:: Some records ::
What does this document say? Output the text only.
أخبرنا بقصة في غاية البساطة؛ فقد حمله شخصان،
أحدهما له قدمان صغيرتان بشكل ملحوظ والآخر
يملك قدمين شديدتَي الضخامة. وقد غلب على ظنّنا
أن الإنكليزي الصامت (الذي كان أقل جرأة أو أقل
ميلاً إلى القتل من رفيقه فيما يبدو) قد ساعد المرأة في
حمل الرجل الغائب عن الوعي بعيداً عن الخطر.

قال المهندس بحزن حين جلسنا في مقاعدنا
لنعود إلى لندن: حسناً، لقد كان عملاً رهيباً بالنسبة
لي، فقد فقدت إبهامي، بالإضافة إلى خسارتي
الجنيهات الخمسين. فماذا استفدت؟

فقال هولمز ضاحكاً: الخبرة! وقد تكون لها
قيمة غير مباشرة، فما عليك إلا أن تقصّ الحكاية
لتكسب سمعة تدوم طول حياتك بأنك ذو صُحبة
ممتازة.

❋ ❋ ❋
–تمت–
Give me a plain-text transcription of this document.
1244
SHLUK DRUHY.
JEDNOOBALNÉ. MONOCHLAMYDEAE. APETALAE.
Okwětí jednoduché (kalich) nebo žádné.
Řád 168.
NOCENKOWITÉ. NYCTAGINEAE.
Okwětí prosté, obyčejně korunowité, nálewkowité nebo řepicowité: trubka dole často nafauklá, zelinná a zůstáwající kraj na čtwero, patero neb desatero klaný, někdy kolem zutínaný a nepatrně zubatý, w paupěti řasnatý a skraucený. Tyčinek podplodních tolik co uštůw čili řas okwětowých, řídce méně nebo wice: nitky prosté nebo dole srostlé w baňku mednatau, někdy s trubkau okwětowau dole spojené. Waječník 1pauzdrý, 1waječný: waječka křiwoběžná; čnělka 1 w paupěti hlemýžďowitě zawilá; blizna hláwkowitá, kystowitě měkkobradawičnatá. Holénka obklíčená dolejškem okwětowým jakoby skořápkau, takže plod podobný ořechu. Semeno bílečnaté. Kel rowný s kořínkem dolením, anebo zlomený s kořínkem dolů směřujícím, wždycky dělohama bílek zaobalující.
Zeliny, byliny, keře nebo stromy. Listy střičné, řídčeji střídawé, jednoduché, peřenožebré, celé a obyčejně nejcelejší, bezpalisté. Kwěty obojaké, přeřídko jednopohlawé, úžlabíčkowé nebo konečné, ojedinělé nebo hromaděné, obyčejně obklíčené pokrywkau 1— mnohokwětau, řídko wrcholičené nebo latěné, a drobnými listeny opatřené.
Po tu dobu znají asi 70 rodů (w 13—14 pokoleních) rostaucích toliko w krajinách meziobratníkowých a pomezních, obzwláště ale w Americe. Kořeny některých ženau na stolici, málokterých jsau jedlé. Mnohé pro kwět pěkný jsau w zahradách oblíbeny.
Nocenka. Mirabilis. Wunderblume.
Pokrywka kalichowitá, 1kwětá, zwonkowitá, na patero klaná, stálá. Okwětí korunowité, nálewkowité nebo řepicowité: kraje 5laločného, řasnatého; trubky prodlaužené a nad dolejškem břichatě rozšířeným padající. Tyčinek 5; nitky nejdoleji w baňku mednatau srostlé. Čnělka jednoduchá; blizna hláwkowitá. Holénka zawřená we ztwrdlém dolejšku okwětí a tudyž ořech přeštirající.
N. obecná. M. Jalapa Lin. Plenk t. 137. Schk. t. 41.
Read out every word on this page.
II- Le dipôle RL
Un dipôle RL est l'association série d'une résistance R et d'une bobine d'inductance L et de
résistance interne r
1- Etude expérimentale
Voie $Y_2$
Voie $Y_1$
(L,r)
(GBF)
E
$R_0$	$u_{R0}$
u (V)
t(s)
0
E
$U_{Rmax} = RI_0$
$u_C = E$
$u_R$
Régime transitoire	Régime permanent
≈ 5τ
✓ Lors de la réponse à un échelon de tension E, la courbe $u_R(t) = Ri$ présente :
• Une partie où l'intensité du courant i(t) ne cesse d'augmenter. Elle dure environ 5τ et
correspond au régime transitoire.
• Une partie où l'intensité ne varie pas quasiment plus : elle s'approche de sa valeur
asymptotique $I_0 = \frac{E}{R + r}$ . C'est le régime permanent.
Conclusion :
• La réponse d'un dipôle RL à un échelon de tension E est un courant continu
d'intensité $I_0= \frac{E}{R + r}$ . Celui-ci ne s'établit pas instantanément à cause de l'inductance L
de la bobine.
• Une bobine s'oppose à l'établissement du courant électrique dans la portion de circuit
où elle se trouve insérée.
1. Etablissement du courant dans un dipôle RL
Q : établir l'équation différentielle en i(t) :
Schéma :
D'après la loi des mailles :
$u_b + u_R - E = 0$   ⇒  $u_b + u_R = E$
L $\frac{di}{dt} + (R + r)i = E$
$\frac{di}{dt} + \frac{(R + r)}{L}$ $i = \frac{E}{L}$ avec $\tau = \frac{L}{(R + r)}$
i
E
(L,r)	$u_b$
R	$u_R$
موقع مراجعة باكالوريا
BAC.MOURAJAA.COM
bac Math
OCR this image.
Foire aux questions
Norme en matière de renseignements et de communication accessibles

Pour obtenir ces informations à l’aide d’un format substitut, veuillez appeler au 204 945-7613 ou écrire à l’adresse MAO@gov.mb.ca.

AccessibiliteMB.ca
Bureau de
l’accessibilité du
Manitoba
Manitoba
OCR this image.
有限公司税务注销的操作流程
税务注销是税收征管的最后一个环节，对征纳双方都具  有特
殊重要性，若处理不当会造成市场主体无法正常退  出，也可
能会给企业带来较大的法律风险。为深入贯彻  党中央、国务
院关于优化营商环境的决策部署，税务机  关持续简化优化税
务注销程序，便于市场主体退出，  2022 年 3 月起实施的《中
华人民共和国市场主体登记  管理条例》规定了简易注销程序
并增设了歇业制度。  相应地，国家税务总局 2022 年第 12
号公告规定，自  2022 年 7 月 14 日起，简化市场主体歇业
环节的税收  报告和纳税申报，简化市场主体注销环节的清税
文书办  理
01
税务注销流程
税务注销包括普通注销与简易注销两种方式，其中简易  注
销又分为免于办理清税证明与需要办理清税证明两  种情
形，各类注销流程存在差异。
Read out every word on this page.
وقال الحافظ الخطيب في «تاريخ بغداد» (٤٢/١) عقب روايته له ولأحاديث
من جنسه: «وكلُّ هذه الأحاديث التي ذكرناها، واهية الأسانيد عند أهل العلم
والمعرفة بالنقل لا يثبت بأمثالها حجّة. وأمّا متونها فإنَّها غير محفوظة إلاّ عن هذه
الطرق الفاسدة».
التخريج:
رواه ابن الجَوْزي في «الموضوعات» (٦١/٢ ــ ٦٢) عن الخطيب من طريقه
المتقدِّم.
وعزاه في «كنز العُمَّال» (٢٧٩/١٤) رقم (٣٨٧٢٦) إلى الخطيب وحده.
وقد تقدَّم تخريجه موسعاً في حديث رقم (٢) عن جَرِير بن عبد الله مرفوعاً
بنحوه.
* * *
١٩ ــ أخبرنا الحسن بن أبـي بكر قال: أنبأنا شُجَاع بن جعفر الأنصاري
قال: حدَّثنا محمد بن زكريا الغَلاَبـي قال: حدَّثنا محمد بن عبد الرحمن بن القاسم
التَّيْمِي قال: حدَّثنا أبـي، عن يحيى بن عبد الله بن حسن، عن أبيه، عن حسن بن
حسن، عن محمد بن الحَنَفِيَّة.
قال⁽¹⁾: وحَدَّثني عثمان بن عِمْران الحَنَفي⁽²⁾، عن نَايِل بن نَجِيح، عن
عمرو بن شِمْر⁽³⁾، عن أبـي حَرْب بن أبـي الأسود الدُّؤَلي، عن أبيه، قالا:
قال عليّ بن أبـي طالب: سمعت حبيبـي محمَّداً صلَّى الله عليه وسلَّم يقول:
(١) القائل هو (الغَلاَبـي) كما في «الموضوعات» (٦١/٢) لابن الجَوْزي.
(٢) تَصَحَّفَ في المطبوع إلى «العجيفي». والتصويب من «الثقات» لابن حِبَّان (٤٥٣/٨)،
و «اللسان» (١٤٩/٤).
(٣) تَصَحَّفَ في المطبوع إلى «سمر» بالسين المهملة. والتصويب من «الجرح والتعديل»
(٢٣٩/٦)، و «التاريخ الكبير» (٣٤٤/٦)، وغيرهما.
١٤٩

:: Exercise instructions ::
Copy out all lines from the material above that contain the string "résistance".

:: Output ::
Un dipôle RL est l'association série d'une résistance R et d'une bobine d'inductance L et de
résistance interne r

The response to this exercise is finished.